* [SHORT EXERCISE]
Pick out each line in these entries that contains the string "parent".

═════ LISTED ENTRIES

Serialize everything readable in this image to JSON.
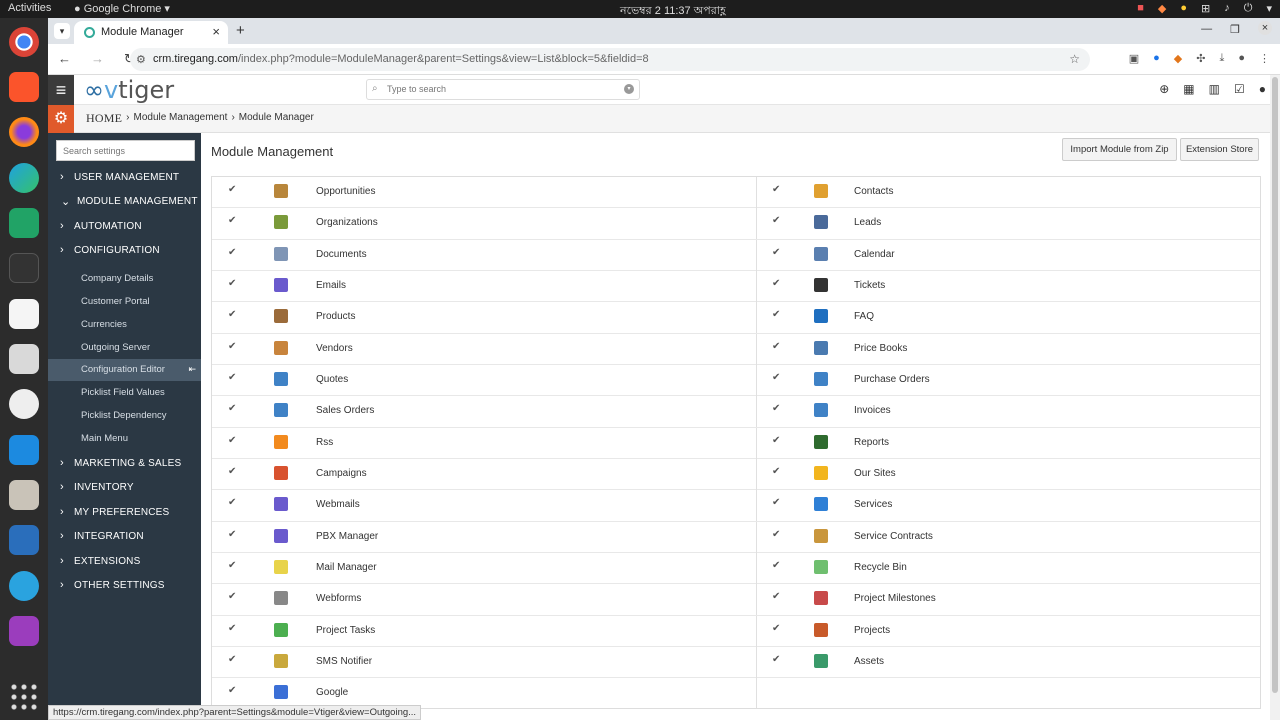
{
  "desktop": {
    "activities": "Activities",
    "app_name": "Google Chrome",
    "clock": "নভেম্বর 2  11:37 অপরাহ্ণ"
  },
  "browser": {
    "tab_title": "Module Manager",
    "url_host": "crm.tiregang.com",
    "url_path": "/index.php?module=ModuleManager&parent=Settings&view=List&block=5&fieldid=8",
    "status_url": "https://crm.tiregang.com/index.php?parent=Settings&module=Vtiger&view=Outgoing..."
  },
  "app": {
    "logo_v": "v",
    "logo_rest": "tiger",
    "search_placeholder": "Type to search"
  },
  "breadcrumb": {
    "home": "HOME",
    "level1": "Module Management",
    "level2": "Module Manager"
  },
  "sidebar": {
    "search_placeholder": "Search settings",
    "user_management": "USER MANAGEMENT",
    "module_management": "MODULE MANAGEMENT",
    "automation": "AUTOMATION",
    "configuration": "CONFIGURATION",
    "config_items": [
      "Company Details",
      "Customer Portal",
      "Currencies",
      "Outgoing Server",
      "Configuration Editor",
      "Picklist Field Values",
      "Picklist Dependency",
      "Main Menu"
    ],
    "marketing_sales": "MARKETING & SALES",
    "inventory": "INVENTORY",
    "my_preferences": "MY PREFERENCES",
    "integration": "INTEGRATION",
    "extensions": "EXTENSIONS",
    "other_settings": "OTHER SETTINGS"
  },
  "main": {
    "title": "Module Management",
    "import_button": "Import Module from Zip",
    "store_button": "Extension Store",
    "left_modules": [
      {
        "name": "Opportunities",
        "color": "#b8863b"
      },
      {
        "name": "Organizations",
        "color": "#7a9a3a"
      },
      {
        "name": "Documents",
        "color": "#7f95b5"
      },
      {
        "name": "Emails",
        "color": "#6a5acd"
      },
      {
        "name": "Products",
        "color": "#9b6b3a"
      },
      {
        "name": "Vendors",
        "color": "#c8843c"
      },
      {
        "name": "Quotes",
        "color": "#3f82c6"
      },
      {
        "name": "Sales Orders",
        "color": "#3f82c6"
      },
      {
        "name": "Rss",
        "color": "#f28a1e"
      },
      {
        "name": "Campaigns",
        "color": "#d8522f"
      },
      {
        "name": "Webmails",
        "color": "#6a5acd"
      },
      {
        "name": "PBX Manager",
        "color": "#6a5acd"
      },
      {
        "name": "Mail Manager",
        "color": "#e8d34a"
      },
      {
        "name": "Webforms",
        "color": "#888888"
      },
      {
        "name": "Project Tasks",
        "color": "#4caf50"
      },
      {
        "name": "SMS Notifier",
        "color": "#c9a83c"
      },
      {
        "name": "Google",
        "color": "#3b6fd6"
      }
    ],
    "right_modules": [
      {
        "name": "Contacts",
        "color": "#e0a030"
      },
      {
        "name": "Leads",
        "color": "#4a6a9a"
      },
      {
        "name": "Calendar",
        "color": "#5a7fb0"
      },
      {
        "name": "Tickets",
        "color": "#333333"
      },
      {
        "name": "FAQ",
        "color": "#1f6fc0"
      },
      {
        "name": "Price Books",
        "color": "#4a7ab0"
      },
      {
        "name": "Purchase Orders",
        "color": "#3f82c6"
      },
      {
        "name": "Invoices",
        "color": "#3f82c6"
      },
      {
        "name": "Reports",
        "color": "#2f6b2f"
      },
      {
        "name": "Our Sites",
        "color": "#f2b51e"
      },
      {
        "name": "Services",
        "color": "#2f80d6"
      },
      {
        "name": "Service Contracts",
        "color": "#c9963c"
      },
      {
        "name": "Recycle Bin",
        "color": "#6fbf6f"
      },
      {
        "name": "Project Milestones",
        "color": "#c84a4a"
      },
      {
        "name": "Projects",
        "color": "#c85a2a"
      },
      {
        "name": "Assets",
        "color": "#3a9a6a"
      }
    ]
  },
  "colors": {
    "sidebar_bg": "#2b3844",
    "accent": "#e05a2b",
    "logo_blue": "#2d6ea3"
  }
}
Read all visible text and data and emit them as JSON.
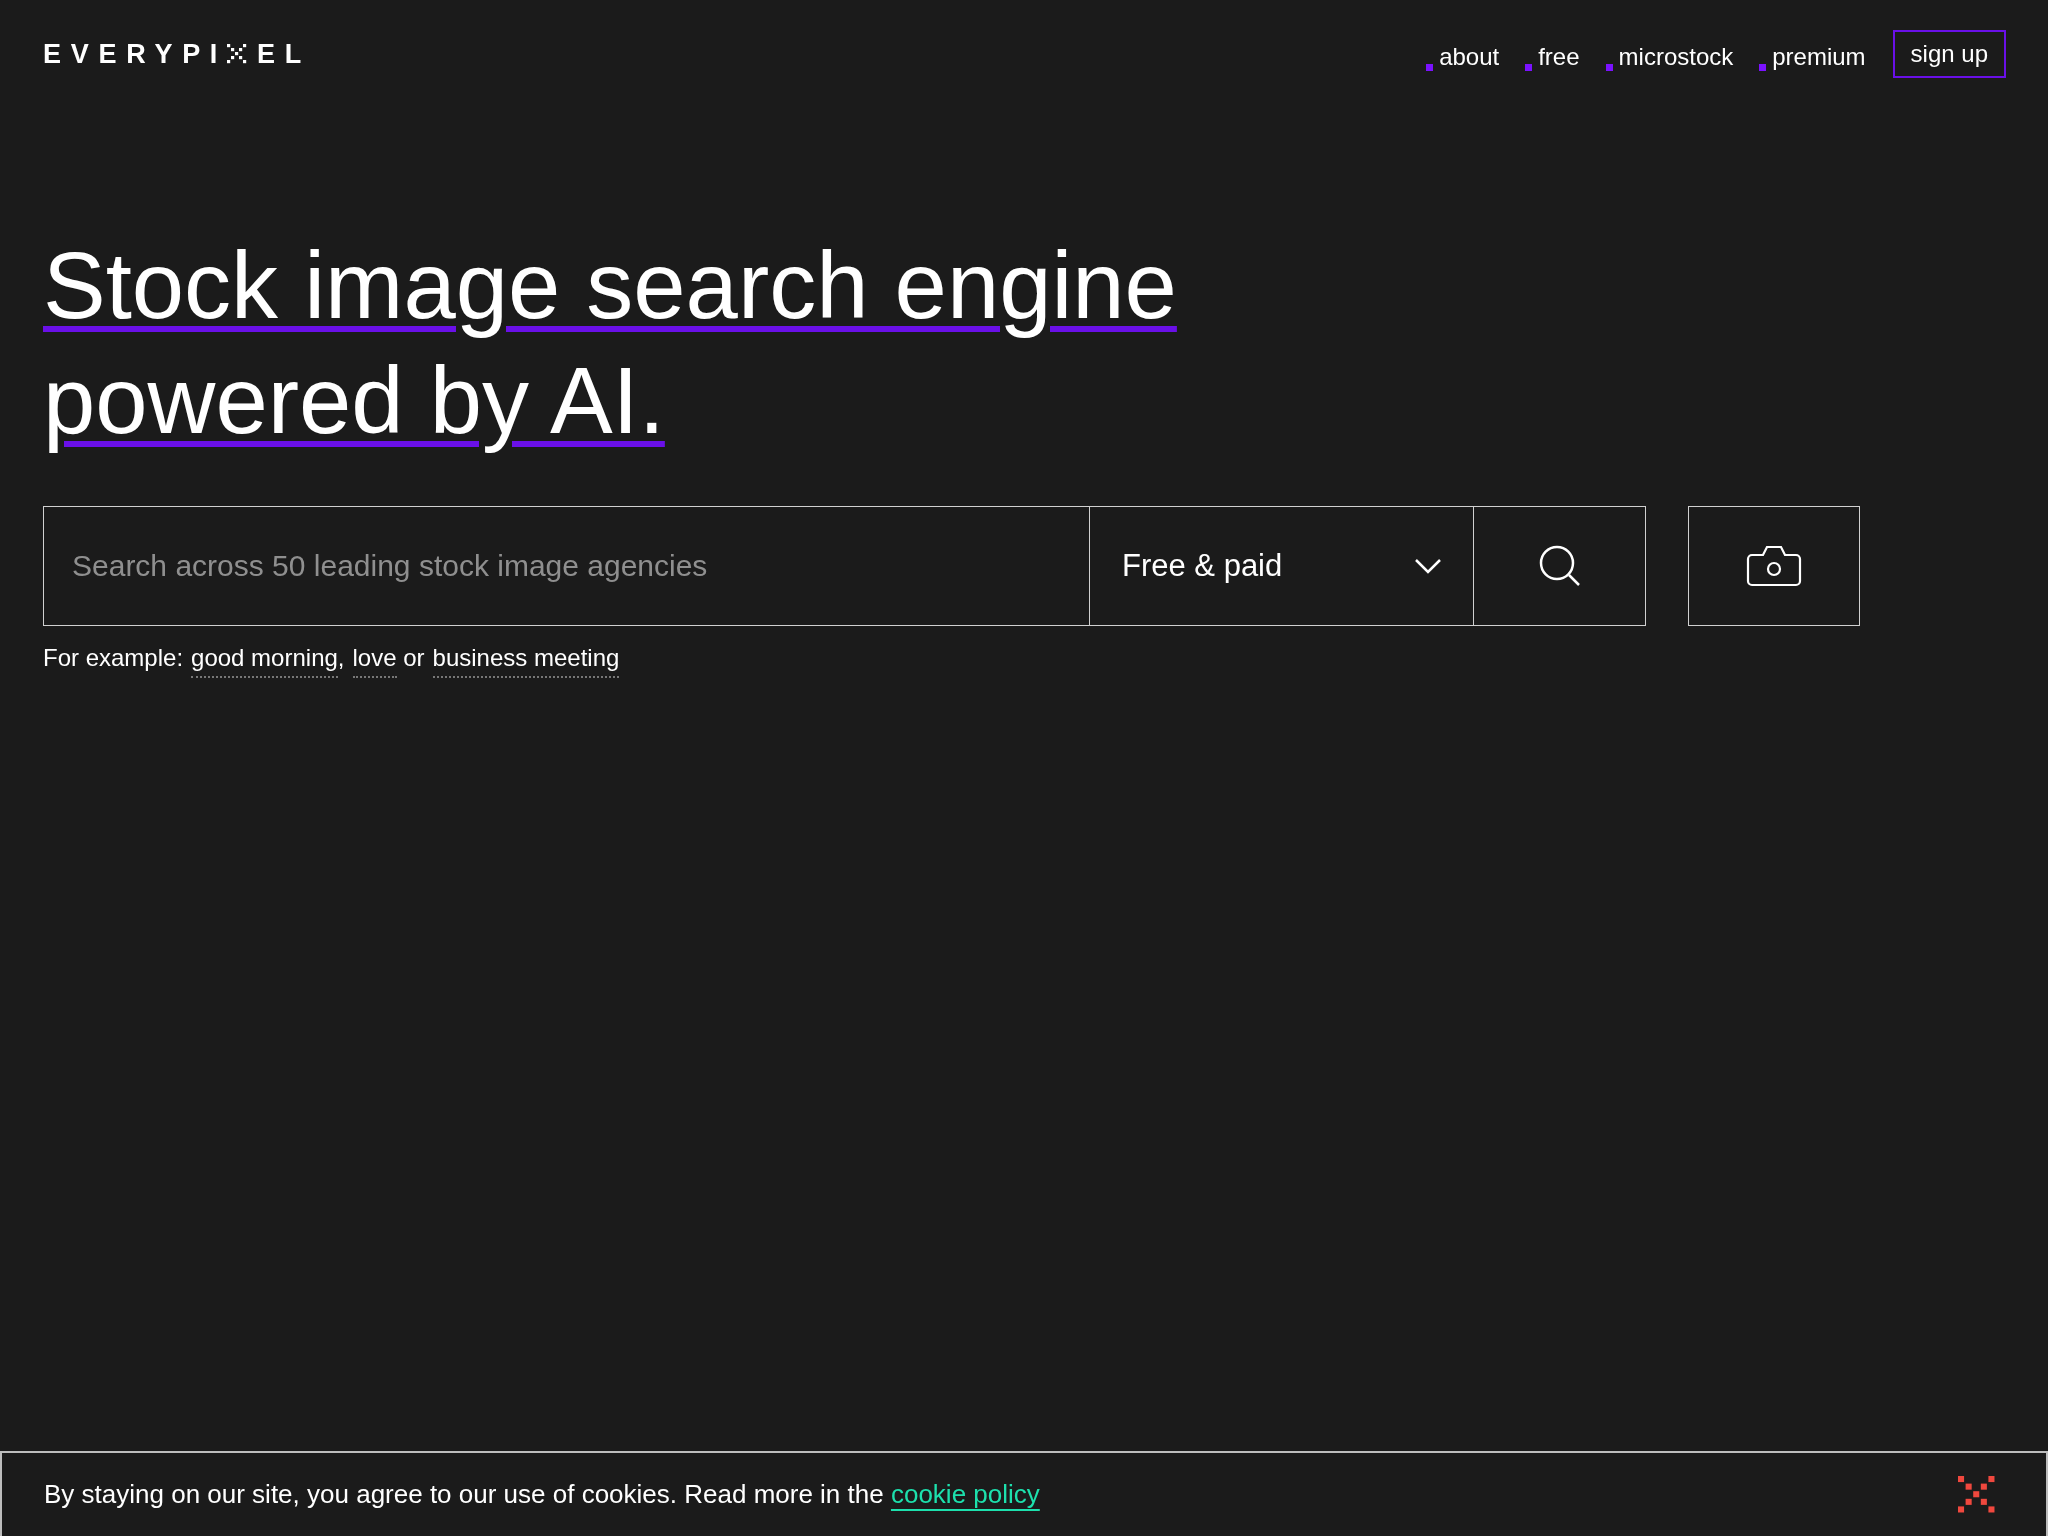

══════════

* [RESULT FOR THIS EXERCISE]
    "url_path": "/index.php?module=ModuleManager&parent=Settings&view=List&block=5&fieldid=8",
    "status_url": "https://crm.tiregang.com/index.php?parent=Settings&module=Vtiger&view=Outgoing..."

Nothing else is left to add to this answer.